* Brief: Every line of the data must be copied exactly.

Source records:
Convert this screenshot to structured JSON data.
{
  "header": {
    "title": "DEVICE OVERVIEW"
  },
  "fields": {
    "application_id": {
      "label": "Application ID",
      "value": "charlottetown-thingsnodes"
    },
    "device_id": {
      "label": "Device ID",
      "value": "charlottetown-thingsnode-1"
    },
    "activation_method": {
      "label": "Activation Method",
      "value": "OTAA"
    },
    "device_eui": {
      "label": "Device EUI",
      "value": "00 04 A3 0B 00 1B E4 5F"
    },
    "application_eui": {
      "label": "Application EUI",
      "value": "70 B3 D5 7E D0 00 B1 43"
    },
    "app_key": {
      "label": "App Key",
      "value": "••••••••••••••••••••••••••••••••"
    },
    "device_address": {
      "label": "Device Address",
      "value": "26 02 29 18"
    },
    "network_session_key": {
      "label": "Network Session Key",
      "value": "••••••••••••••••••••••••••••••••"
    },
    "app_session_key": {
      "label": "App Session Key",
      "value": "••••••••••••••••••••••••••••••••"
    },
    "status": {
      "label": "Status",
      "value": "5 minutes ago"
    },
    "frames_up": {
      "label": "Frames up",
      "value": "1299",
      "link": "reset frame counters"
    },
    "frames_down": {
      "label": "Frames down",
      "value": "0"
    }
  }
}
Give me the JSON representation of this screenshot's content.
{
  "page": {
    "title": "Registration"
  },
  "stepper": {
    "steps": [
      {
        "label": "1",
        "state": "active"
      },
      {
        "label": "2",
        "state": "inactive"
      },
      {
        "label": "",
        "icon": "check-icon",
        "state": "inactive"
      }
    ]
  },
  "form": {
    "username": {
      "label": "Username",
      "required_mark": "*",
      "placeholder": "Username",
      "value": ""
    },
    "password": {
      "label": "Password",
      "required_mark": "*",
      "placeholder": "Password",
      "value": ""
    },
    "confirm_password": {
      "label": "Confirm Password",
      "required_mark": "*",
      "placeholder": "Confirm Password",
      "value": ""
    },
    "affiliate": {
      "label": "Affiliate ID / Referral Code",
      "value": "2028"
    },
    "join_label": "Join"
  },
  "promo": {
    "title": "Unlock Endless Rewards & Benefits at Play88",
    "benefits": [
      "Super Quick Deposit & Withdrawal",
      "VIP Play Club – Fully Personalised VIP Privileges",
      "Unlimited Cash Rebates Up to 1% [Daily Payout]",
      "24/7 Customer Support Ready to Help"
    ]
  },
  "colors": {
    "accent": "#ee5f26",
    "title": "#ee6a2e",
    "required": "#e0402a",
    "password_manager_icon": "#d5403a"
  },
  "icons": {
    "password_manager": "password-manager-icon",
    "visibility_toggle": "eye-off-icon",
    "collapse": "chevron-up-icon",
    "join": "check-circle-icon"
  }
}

* Solution:
Convert this screenshot to structured JSON data.
{
  "header": {
    "title": "DEVICE OVERVIEW"
  },
  "fields": {
    "application_id": {
      "label": "Application ID",
      "value": "charlottetown-thingsnodes"
    },
    "device_id": {
      "label": "Device ID",
      "value": "charlottetown-thingsnode-1"
    },
    "activation_method": {
      "label": "Activation Method",
      "value": "OTAA"
    },
    "device_eui": {
      "label": "Device EUI",
      "value": "00 04 A3 0B 00 1B E4 5F"
    },
    "application_eui": {
      "label": "Application EUI",
      "value": "70 B3 D5 7E D0 00 B1 43"
    },
    "app_key": {
      "label": "App Key",
      "value": "••••••••••••••••••••••••••••••••"
    },
    "device_address": {
      "label": "Device Address",
      "value": "26 02 29 18"
    },
    "network_session_key": {
      "label": "Network Session Key",
      "value": "••••••••••••••••••••••••••••••••"
    },
    "app_session_key": {
      "label": "App Session Key",
      "value": "••••••••••••••••••••••••••••••••"
    },
    "status": {
      "label": "Status",
      "value": "5 minutes ago"
    },
    "frames_up": {
      "label": "Frames up",
      "value": "1299",
      "link": "reset frame counters"
    },
    "frames_down": {
      "label": "Frames down",
      "value": "0"
    }
  }
}
Give me the JSON representation of this screenshot's content.
{
  "page": {
    "title": "Registration"
  },
  "stepper": {
    "steps": [
      {
        "label": "1",
        "state": "active"
      },
      {
        "label": "2",
        "state": "inactive"
      },
      {
        "label": "",
        "icon": "check-icon",
        "state": "inactive"
      }
    ]
  },
  "form": {
    "username": {
      "label": "Username",
      "required_mark": "*",
      "placeholder": "Username",
      "value": ""
    },
    "password": {
      "label": "Password",
      "required_mark": "*",
      "placeholder": "Password",
      "value": ""
    },
    "confirm_password": {
      "label": "Confirm Password",
      "required_mark": "*",
      "placeholder": "Confirm Password",
      "value": ""
    },
    "affiliate": {
      "label": "Affiliate ID / Referral Code",
      "value": "2028"
    },
    "join_label": "Join"
  },
  "promo": {
    "title": "Unlock Endless Rewards & Benefits at Play88",
    "benefits": [
      "Super Quick Deposit & Withdrawal",
      "VIP Play Club – Fully Personalised VIP Privileges",
      "Unlimited Cash Rebates Up to 1% [Daily Payout]",
      "24/7 Customer Support Ready to Help"
    ]
  },
  "colors": {
    "accent": "#ee5f26",
    "title": "#ee6a2e",
    "required": "#e0402a",
    "password_manager_icon": "#d5403a"
  },
  "icons": {
    "password_manager": "password-manager-icon",
    "visibility_toggle": "eye-off-icon",
    "collapse": "chevron-up-icon",
    "join": "check-circle-icon"
  }
}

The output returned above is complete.